**Data listing:**

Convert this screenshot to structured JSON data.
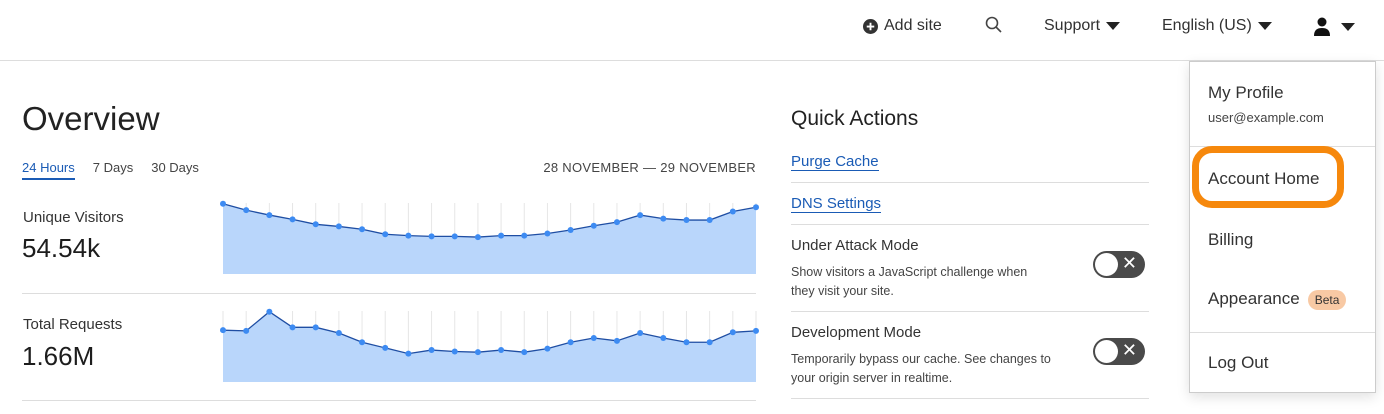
{
  "topbar": {
    "add_site": "Add site",
    "support": "Support",
    "language": "English (US)",
    "icons": [
      "plus-circle-icon",
      "search-icon",
      "user-icon"
    ]
  },
  "overview": {
    "title": "Overview",
    "tabs": [
      {
        "label": "24 Hours",
        "active": true
      },
      {
        "label": "7 Days"
      },
      {
        "label": "30 Days"
      }
    ],
    "date_range": "28 NOVEMBER — 29 NOVEMBER",
    "metrics": [
      {
        "label": "Unique Visitors",
        "value": "54.54k"
      },
      {
        "label": "Total Requests",
        "value": "1.66M"
      }
    ]
  },
  "chart_data": [
    {
      "type": "area",
      "series": [
        {
          "values": [
            99,
            90,
            83,
            77,
            70,
            67,
            63,
            56,
            54,
            53,
            53,
            52,
            54,
            54,
            57,
            62,
            68,
            73,
            83,
            78,
            76,
            76,
            88,
            94
          ]
        }
      ],
      "grid": "vertical",
      "fill_color": "#b9d6fb",
      "line_color": "#1f4ea3",
      "point_color": "#3d8bf2"
    },
    {
      "type": "area",
      "series": [
        {
          "values": [
            73,
            72,
            99,
            77,
            77,
            69,
            56,
            48,
            40,
            45,
            43,
            42,
            45,
            42,
            47,
            56,
            62,
            58,
            69,
            62,
            56,
            56,
            70,
            72
          ]
        }
      ],
      "grid": "vertical",
      "fill_color": "#b9d6fb",
      "line_color": "#1f4ea3",
      "point_color": "#3d8bf2"
    }
  ],
  "quick_actions": {
    "title": "Quick Actions",
    "links": [
      "Purge Cache",
      "DNS Settings"
    ],
    "toggles": [
      {
        "title": "Under Attack Mode",
        "desc": "Show visitors a JavaScript challenge when they visit your site.",
        "on": false
      },
      {
        "title": "Development Mode",
        "desc": "Temporarily bypass our cache. See changes to your origin server in realtime.",
        "on": false
      }
    ]
  },
  "user_menu": {
    "profile": "My Profile",
    "email": "user@example.com",
    "account_home": "Account Home",
    "billing": "Billing",
    "appearance": "Appearance",
    "badge": "Beta",
    "logout": "Log Out",
    "highlight_color": "#f6880c"
  }
}
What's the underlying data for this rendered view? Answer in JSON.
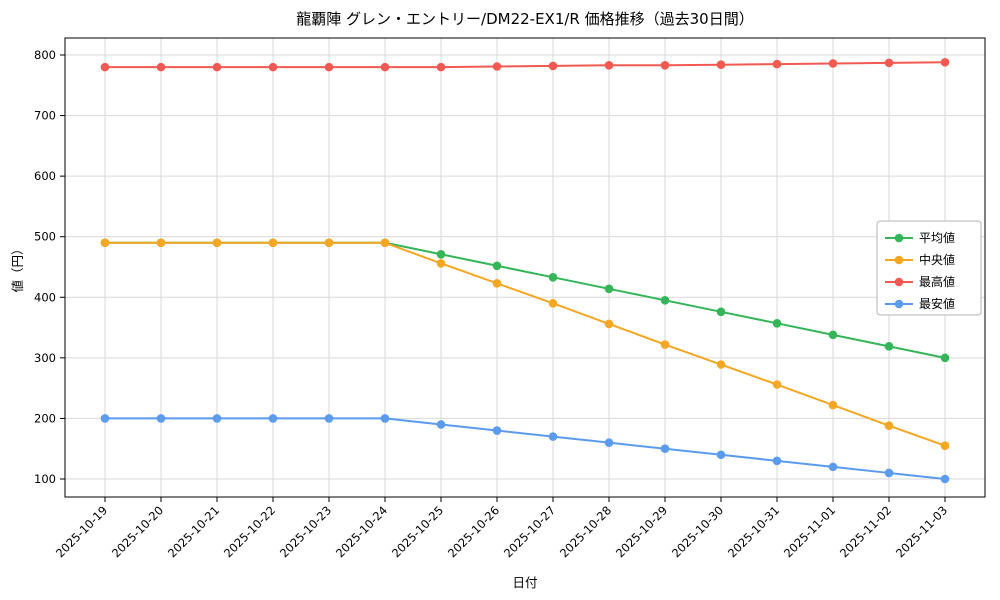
{
  "chart_data": {
    "type": "line",
    "title": "龍覇陣 グレン・エントリー/DM22-EX1/R 価格推移（過去30日間）",
    "xlabel": "日付",
    "ylabel": "値（円）",
    "ylim": [
      100,
      800
    ],
    "yticks": [
      100,
      200,
      300,
      400,
      500,
      600,
      700,
      800
    ],
    "grid": true,
    "grid_color": "#d9d9d9",
    "axis_color": "#000000",
    "plot_bg": "#ffffff",
    "legend_position": "right",
    "x": [
      "2025-10-19",
      "2025-10-20",
      "2025-10-21",
      "2025-10-22",
      "2025-10-23",
      "2025-10-24",
      "2025-10-25",
      "2025-10-26",
      "2025-10-27",
      "2025-10-28",
      "2025-10-29",
      "2025-10-30",
      "2025-10-31",
      "2025-11-01",
      "2025-11-02",
      "2025-11-03"
    ],
    "series": [
      {
        "id": "average",
        "name": "平均値",
        "color": "#33b558",
        "values": [
          490,
          490,
          490,
          490,
          490,
          490,
          471,
          452,
          433,
          414,
          395,
          376,
          357,
          338,
          319,
          300
        ]
      },
      {
        "id": "median",
        "name": "中央値",
        "color": "#f5a623",
        "values": [
          490,
          490,
          490,
          490,
          490,
          490,
          456,
          423,
          390,
          356,
          322,
          289,
          256,
          222,
          188,
          155
        ]
      },
      {
        "id": "max",
        "name": "最高値",
        "color": "#f25951",
        "values": [
          780,
          780,
          780,
          780,
          780,
          780,
          780,
          781,
          782,
          783,
          783,
          784,
          785,
          786,
          787,
          788
        ]
      },
      {
        "id": "min",
        "name": "最安値",
        "color": "#5b9bee",
        "values": [
          200,
          200,
          200,
          200,
          200,
          200,
          190,
          180,
          170,
          160,
          150,
          140,
          130,
          120,
          110,
          100
        ]
      }
    ]
  }
}
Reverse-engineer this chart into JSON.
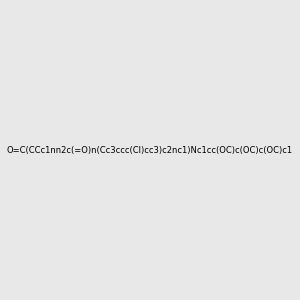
{
  "smiles": "O=C(CCc1nn2c(=O)n(Cc3ccc(Cl)cc3)c2nc1)Nc1cc(OC)c(OC)c(OC)c1",
  "image_size": 300,
  "background_color": "#e8e8e8",
  "title": ""
}
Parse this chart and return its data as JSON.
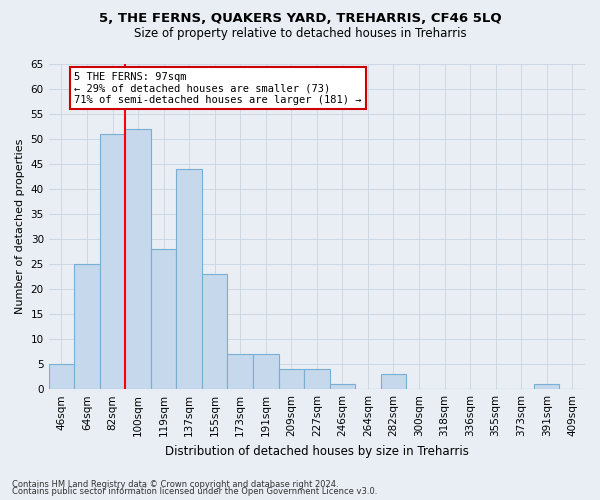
{
  "title1": "5, THE FERNS, QUAKERS YARD, TREHARRIS, CF46 5LQ",
  "title2": "Size of property relative to detached houses in Treharris",
  "xlabel": "Distribution of detached houses by size in Treharris",
  "ylabel": "Number of detached properties",
  "categories": [
    "46sqm",
    "64sqm",
    "82sqm",
    "100sqm",
    "119sqm",
    "137sqm",
    "155sqm",
    "173sqm",
    "191sqm",
    "209sqm",
    "227sqm",
    "246sqm",
    "264sqm",
    "282sqm",
    "300sqm",
    "318sqm",
    "336sqm",
    "355sqm",
    "373sqm",
    "391sqm",
    "409sqm"
  ],
  "values": [
    5,
    25,
    51,
    52,
    28,
    44,
    23,
    7,
    7,
    4,
    4,
    1,
    0,
    3,
    0,
    0,
    0,
    0,
    0,
    1,
    0
  ],
  "bar_color": "#c5d8ec",
  "bar_edge_color": "#7aafd4",
  "grid_color": "#c8d4e0",
  "red_line_x": 2.5,
  "annotation_line1": "5 THE FERNS: 97sqm",
  "annotation_line2": "← 29% of detached houses are smaller (73)",
  "annotation_line3": "71% of semi-detached houses are larger (181) →",
  "annotation_box_facecolor": "#ffffff",
  "annotation_box_edgecolor": "#cc0000",
  "footnote1": "Contains HM Land Registry data © Crown copyright and database right 2024.",
  "footnote2": "Contains public sector information licensed under the Open Government Licence v3.0.",
  "ylim_max": 65,
  "yticks": [
    0,
    5,
    10,
    15,
    20,
    25,
    30,
    35,
    40,
    45,
    50,
    55,
    60,
    65
  ],
  "fig_bg_color": "#e8eef4",
  "plot_bg_color": "#e8eef4",
  "title1_fontsize": 9.5,
  "title2_fontsize": 8.5,
  "ylabel_fontsize": 8.0,
  "xlabel_fontsize": 8.5,
  "tick_fontsize": 7.5,
  "annotation_fontsize": 7.5,
  "footnote_fontsize": 6.0
}
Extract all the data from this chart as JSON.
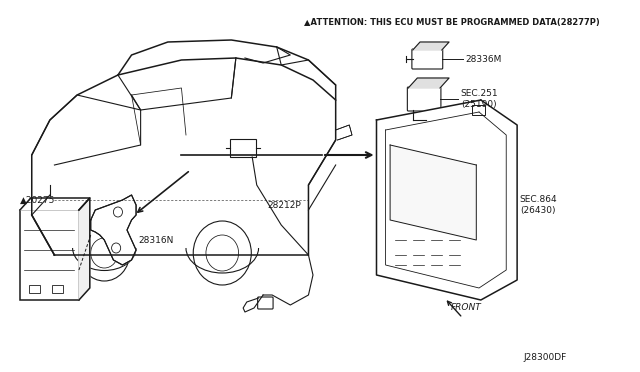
{
  "background_color": "#ffffff",
  "line_color": "#1a1a1a",
  "fig_width": 6.4,
  "fig_height": 3.72,
  "attention_text": "▲ATTENTION: THIS ECU MUST BE PROGRAMMED DATA(28277P)",
  "diagram_label": "J28300DF",
  "label_20275": "▲20275",
  "label_28316N": "28316N",
  "label_28212P": "28212P",
  "label_28336M": "28336M",
  "label_sec251": "SEC.251\n(25190)",
  "label_sec864": "SEC.864\n(26430)",
  "label_front": "FRONT"
}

**Written task:**
Make an exact copy of the whole listing, but don't bring over any pictures.

**Reply to the exercise:**
Convert this screenshot to structured JSON data.
{
  "topbar": {
    "add_site": "Add site",
    "support": "Support",
    "language": "English (US)",
    "icons": [
      "plus-circle-icon",
      "search-icon",
      "user-icon"
    ]
  },
  "overview": {
    "title": "Overview",
    "tabs": [
      {
        "label": "24 Hours",
        "active": true
      },
      {
        "label": "7 Days"
      },
      {
        "label": "30 Days"
      }
    ],
    "date_range": "28 NOVEMBER — 29 NOVEMBER",
    "metrics": [
      {
        "label": "Unique Visitors",
        "value": "54.54k"
      },
      {
        "label": "Total Requests",
        "value": "1.66M"
      }
    ]
  },
  "chart_data": [
    {
      "type": "area",
      "series": [
        {
          "values": [
            99,
            90,
            83,
            77,
            70,
            67,
            63,
            56,
            54,
            53,
            53,
            52,
            54,
            54,
            57,
            62,
            68,
            73,
            83,
            78,
            76,
            76,
            88,
            94
          ]
        }
      ],
      "grid": "vertical",
      "fill_color": "#b9d6fb",
      "line_color": "#1f4ea3",
      "point_color": "#3d8bf2"
    },
    {
      "type": "area",
      "series": [
        {
          "values": [
            73,
            72,
            99,
            77,
            77,
            69,
            56,
            48,
            40,
            45,
            43,
            42,
            45,
            42,
            47,
            56,
            62,
            58,
            69,
            62,
            56,
            56,
            70,
            72
          ]
        }
      ],
      "grid": "vertical",
      "fill_color": "#b9d6fb",
      "line_color": "#1f4ea3",
      "point_color": "#3d8bf2"
    }
  ],
  "quick_actions": {
    "title": "Quick Actions",
    "links": [
      "Purge Cache",
      "DNS Settings"
    ],
    "toggles": [
      {
        "title": "Under Attack Mode",
        "desc": "Show visitors a JavaScript challenge when they visit your site.",
        "on": false
      },
      {
        "title": "Development Mode",
        "desc": "Temporarily bypass our cache. See changes to your origin server in realtime.",
        "on": false
      }
    ]
  },
  "user_menu": {
    "profile": "My Profile",
    "email": "user@example.com",
    "account_home": "Account Home",
    "billing": "Billing",
    "appearance": "Appearance",
    "badge": "Beta",
    "logout": "Log Out",
    "highlight_color": "#f6880c"
  }
}
What's the underlying data for this rendered view? Answer in JSON.
{
  "chart_data": {
    "type": "line",
    "title": "龍覇陣 グレン・エントリー/DM22-EX1/R 価格推移（過去30日間）",
    "xlabel": "日付",
    "ylabel": "値（円）",
    "ylim": [
      100,
      800
    ],
    "yticks": [
      100,
      200,
      300,
      400,
      500,
      600,
      700,
      800
    ],
    "grid": true,
    "grid_color": "#d9d9d9",
    "axis_color": "#000000",
    "plot_bg": "#ffffff",
    "legend_position": "right",
    "x": [
      "2025-10-19",
      "2025-10-20",
      "2025-10-21",
      "2025-10-22",
      "2025-10-23",
      "2025-10-24",
      "2025-10-25",
      "2025-10-26",
      "2025-10-27",
      "2025-10-28",
      "2025-10-29",
      "2025-10-30",
      "2025-10-31",
      "2025-11-01",
      "2025-11-02",
      "2025-11-03"
    ],
    "series": [
      {
        "id": "average",
        "name": "平均値",
        "color": "#33b558",
        "values": [
          490,
          490,
          490,
          490,
          490,
          490,
          471,
          452,
          433,
          414,
          395,
          376,
          357,
          338,
          319,
          300
        ]
      },
      {
        "id": "median",
        "name": "中央値",
        "color": "#f5a623",
        "values": [
          490,
          490,
          490,
          490,
          490,
          490,
          456,
          423,
          390,
          356,
          322,
          289,
          256,
          222,
          188,
          155
        ]
      },
      {
        "id": "max",
        "name": "最高値",
        "color": "#f25951",
        "values": [
          780,
          780,
          780,
          780,
          780,
          780,
          780,
          781,
          782,
          783,
          783,
          784,
          785,
          786,
          787,
          788
        ]
      },
      {
        "id": "min",
        "name": "最安値",
        "color": "#5b9bee",
        "values": [
          200,
          200,
          200,
          200,
          200,
          200,
          190,
          180,
          170,
          160,
          150,
          140,
          130,
          120,
          110,
          100
        ]
      }
    ]
  }
}
Reverse-engineer this chart into JSON.
{
  "smiles": "O=C(CCc1nn2c(=O)n(Cc3ccc(Cl)cc3)c2nc1)Nc1cc(OC)c(OC)c(OC)c1",
  "image_size": 300,
  "background_color": "#e8e8e8",
  "title": ""
}
Parse this chart and return its data as JSON.
{
  "title1": "5, THE FERNS, QUAKERS YARD, TREHARRIS, CF46 5LQ",
  "title2": "Size of property relative to detached houses in Treharris",
  "xlabel": "Distribution of detached houses by size in Treharris",
  "ylabel": "Number of detached properties",
  "categories": [
    "46sqm",
    "64sqm",
    "82sqm",
    "100sqm",
    "119sqm",
    "137sqm",
    "155sqm",
    "173sqm",
    "191sqm",
    "209sqm",
    "227sqm",
    "246sqm",
    "264sqm",
    "282sqm",
    "300sqm",
    "318sqm",
    "336sqm",
    "355sqm",
    "373sqm",
    "391sqm",
    "409sqm"
  ],
  "values": [
    5,
    25,
    51,
    52,
    28,
    44,
    23,
    7,
    7,
    4,
    4,
    1,
    0,
    3,
    0,
    0,
    0,
    0,
    0,
    1,
    0
  ],
  "bar_color": "#c5d8ec",
  "bar_edge_color": "#7aafd4",
  "grid_color": "#c8d4e0",
  "red_line_x": 2.5,
  "annotation_line1": "5 THE FERNS: 97sqm",
  "annotation_line2": "← 29% of detached houses are smaller (73)",
  "annotation_line3": "71% of semi-detached houses are larger (181) →",
  "annotation_box_facecolor": "#ffffff",
  "annotation_box_edgecolor": "#cc0000",
  "footnote1": "Contains HM Land Registry data © Crown copyright and database right 2024.",
  "footnote2": "Contains public sector information licensed under the Open Government Licence v3.0.",
  "ylim_max": 65,
  "yticks": [
    0,
    5,
    10,
    15,
    20,
    25,
    30,
    35,
    40,
    45,
    50,
    55,
    60,
    65
  ],
  "fig_bg_color": "#e8eef4",
  "plot_bg_color": "#e8eef4",
  "title1_fontsize": 9.5,
  "title2_fontsize": 8.5,
  "ylabel_fontsize": 8.0,
  "xlabel_fontsize": 8.5,
  "tick_fontsize": 7.5,
  "annotation_fontsize": 7.5,
  "footnote_fontsize": 6.0
}
Extract all the data from this chart as JSON.
{
  "background_color": "#ffffff",
  "line_color": "#1a1a1a",
  "fig_width": 6.4,
  "fig_height": 3.72,
  "attention_text": "▲ATTENTION: THIS ECU MUST BE PROGRAMMED DATA(28277P)",
  "diagram_label": "J28300DF",
  "label_20275": "▲20275",
  "label_28316N": "28316N",
  "label_28212P": "28212P",
  "label_28336M": "28336M",
  "label_sec251": "SEC.251\n(25190)",
  "label_sec864": "SEC.864\n(26430)",
  "label_front": "FRONT"
}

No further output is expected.